▸ **YOUR OBJECTIVE**
Show only lines that include "JSON".

Records that describe figures
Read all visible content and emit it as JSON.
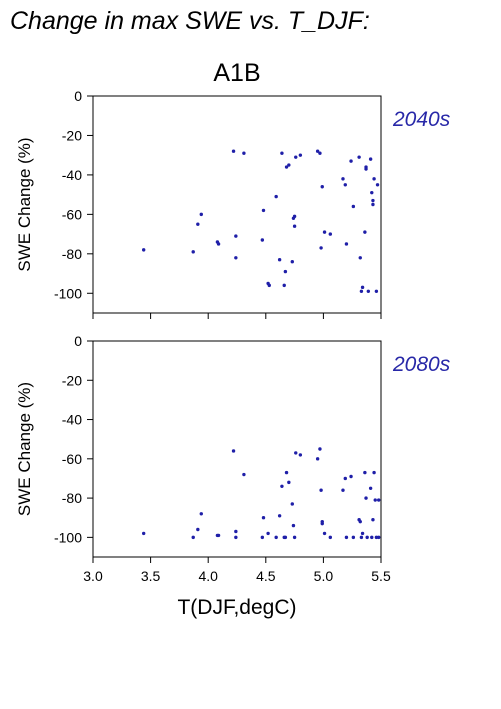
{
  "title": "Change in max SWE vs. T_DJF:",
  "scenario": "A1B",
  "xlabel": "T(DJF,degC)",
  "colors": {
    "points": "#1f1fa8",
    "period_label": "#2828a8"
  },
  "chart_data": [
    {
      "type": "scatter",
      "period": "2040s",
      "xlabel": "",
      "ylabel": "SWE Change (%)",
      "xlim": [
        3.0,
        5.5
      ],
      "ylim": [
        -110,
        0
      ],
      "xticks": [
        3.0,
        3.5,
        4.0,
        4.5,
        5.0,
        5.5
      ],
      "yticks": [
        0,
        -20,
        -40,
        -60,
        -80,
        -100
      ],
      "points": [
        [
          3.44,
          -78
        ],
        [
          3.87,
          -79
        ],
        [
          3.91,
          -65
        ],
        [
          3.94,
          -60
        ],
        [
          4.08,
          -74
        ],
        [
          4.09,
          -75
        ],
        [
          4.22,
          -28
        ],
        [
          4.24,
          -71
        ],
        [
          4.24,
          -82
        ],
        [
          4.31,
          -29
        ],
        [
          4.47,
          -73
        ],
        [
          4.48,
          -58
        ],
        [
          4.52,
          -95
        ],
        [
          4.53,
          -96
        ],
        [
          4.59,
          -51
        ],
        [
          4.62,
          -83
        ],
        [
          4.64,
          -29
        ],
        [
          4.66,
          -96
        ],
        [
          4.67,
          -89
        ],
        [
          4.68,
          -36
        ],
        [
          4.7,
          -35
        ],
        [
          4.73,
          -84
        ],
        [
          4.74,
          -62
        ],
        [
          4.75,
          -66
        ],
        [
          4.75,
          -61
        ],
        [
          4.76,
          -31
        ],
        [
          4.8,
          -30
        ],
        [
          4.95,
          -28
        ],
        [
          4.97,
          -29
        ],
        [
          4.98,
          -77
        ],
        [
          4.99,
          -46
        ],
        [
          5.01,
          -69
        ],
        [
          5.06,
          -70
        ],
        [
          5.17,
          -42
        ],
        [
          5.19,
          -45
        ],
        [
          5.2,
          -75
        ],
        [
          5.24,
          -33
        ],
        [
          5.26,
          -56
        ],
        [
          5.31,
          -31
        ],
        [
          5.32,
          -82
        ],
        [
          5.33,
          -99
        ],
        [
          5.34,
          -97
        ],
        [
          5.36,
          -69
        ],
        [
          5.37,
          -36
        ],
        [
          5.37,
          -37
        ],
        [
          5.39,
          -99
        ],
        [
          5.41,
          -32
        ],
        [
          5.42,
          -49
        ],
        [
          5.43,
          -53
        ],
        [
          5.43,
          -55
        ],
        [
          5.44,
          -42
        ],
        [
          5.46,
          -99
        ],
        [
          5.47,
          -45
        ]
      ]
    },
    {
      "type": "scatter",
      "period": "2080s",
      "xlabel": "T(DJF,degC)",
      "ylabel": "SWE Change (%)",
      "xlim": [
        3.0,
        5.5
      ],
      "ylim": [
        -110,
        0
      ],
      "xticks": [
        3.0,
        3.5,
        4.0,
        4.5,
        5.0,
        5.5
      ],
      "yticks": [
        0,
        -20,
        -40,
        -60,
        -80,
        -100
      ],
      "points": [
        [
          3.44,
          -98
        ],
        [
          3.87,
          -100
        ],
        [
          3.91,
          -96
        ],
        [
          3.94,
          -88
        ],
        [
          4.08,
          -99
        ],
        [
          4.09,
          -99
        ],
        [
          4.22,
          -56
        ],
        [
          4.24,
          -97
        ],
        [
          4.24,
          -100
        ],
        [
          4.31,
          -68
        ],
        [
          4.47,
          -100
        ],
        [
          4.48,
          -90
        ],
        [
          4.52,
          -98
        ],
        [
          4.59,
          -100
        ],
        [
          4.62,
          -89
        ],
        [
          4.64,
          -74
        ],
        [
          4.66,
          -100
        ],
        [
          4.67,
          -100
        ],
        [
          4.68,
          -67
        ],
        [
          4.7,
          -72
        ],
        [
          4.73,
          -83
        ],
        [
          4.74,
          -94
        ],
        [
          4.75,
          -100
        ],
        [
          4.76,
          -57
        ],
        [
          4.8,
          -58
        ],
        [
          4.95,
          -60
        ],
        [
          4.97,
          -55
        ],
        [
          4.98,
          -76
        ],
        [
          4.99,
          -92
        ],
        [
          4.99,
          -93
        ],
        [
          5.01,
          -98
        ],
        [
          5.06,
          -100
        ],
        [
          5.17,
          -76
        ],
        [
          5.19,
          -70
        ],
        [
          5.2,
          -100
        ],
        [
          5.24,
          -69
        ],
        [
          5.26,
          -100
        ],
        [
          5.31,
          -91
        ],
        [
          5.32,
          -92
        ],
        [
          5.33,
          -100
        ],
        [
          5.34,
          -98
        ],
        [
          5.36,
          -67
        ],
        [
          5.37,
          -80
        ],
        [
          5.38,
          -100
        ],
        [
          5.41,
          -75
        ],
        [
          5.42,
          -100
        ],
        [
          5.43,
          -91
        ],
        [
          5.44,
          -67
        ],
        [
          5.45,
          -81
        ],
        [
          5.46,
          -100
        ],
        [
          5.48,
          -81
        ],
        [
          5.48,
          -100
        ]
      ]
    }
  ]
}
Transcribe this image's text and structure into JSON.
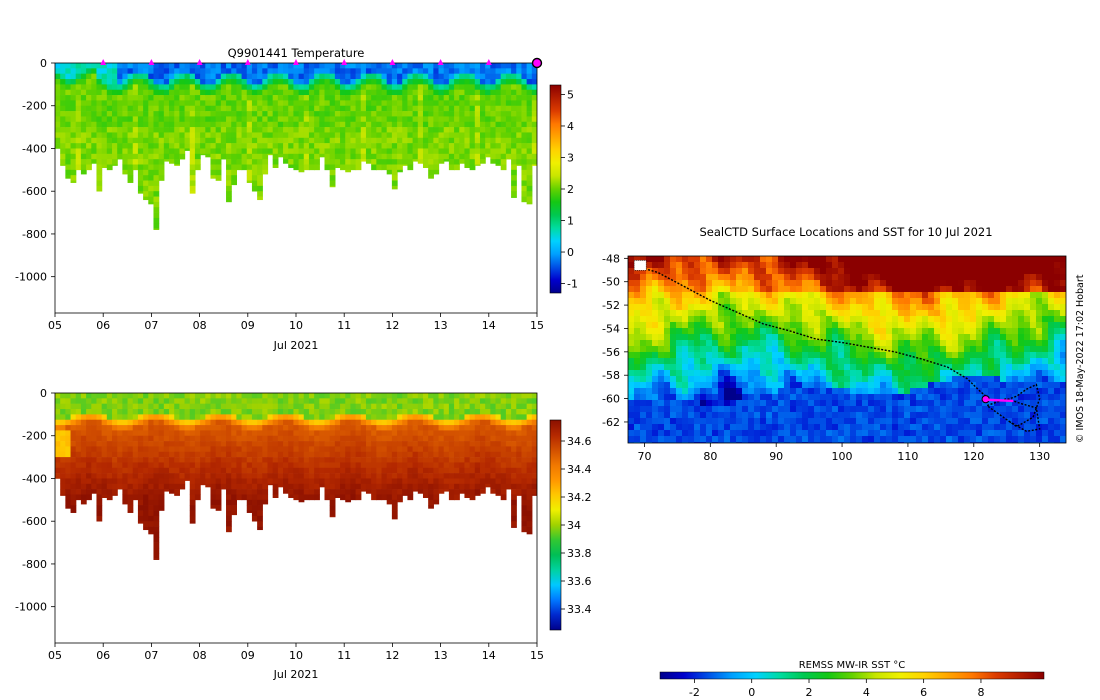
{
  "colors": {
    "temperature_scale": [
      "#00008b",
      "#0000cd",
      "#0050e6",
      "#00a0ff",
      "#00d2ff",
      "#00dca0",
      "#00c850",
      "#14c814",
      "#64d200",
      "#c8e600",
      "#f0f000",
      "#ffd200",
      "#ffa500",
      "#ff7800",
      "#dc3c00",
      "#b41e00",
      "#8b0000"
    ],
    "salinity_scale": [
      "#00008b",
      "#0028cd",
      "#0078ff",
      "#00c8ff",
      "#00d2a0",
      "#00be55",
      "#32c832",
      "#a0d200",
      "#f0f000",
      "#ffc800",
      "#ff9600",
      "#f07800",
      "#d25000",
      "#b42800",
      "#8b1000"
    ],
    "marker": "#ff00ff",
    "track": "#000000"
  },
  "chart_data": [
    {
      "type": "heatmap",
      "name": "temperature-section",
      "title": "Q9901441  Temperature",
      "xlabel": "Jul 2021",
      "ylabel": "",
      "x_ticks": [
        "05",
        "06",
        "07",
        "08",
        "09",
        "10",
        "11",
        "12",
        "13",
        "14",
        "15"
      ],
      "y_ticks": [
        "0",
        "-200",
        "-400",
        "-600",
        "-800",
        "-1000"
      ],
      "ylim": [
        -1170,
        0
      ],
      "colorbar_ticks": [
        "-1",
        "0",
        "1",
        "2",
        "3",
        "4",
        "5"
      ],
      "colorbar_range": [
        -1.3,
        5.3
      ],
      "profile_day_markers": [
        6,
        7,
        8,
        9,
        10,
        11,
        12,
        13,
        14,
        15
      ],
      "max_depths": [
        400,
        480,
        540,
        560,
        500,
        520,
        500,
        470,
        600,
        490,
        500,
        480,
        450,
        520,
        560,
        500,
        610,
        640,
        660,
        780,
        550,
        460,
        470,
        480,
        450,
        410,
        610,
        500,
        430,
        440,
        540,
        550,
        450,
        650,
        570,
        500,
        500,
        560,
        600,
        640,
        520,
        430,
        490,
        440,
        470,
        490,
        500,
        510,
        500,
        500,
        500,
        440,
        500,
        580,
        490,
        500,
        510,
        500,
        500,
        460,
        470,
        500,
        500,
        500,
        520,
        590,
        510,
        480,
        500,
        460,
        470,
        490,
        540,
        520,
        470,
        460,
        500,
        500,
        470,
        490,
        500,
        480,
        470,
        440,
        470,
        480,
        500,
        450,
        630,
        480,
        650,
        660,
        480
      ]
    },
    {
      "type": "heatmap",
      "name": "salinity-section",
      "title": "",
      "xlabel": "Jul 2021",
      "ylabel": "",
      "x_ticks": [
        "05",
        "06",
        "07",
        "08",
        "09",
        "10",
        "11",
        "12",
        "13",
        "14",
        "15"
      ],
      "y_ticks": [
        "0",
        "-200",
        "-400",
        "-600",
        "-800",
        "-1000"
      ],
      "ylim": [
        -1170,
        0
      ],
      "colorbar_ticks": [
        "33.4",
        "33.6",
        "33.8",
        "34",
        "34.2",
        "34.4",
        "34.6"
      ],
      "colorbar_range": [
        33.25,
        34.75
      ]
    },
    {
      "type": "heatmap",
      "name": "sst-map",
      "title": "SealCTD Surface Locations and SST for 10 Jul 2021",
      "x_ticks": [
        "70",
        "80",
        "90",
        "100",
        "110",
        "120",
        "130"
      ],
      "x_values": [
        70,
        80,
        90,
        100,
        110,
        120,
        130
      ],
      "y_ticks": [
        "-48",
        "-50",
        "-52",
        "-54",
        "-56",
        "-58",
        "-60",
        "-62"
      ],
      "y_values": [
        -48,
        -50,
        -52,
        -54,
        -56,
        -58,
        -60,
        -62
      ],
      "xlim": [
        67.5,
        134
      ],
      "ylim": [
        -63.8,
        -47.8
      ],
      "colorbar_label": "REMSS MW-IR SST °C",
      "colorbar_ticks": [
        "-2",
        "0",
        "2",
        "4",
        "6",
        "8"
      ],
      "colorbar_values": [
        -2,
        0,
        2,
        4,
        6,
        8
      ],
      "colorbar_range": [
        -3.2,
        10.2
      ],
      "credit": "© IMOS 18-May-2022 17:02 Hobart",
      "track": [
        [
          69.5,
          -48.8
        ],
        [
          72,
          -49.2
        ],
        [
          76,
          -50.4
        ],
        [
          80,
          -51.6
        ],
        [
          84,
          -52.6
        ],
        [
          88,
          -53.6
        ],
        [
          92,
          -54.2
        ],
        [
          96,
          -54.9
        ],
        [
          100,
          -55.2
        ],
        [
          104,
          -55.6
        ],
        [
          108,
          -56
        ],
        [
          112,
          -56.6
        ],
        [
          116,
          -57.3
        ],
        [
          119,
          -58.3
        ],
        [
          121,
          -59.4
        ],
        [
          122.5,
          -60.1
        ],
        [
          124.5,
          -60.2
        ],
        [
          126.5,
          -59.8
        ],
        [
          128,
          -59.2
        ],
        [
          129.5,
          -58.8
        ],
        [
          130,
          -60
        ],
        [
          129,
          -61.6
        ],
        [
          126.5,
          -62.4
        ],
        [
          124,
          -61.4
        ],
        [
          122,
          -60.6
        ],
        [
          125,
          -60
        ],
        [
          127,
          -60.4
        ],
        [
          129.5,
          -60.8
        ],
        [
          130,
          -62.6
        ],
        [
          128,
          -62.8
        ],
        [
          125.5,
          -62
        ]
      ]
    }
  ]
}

▸ **SOLUTION TO THIS PROBLEM**
Read all visible content and emit it as JSON.
Transcribe this image's text and structure into JSON.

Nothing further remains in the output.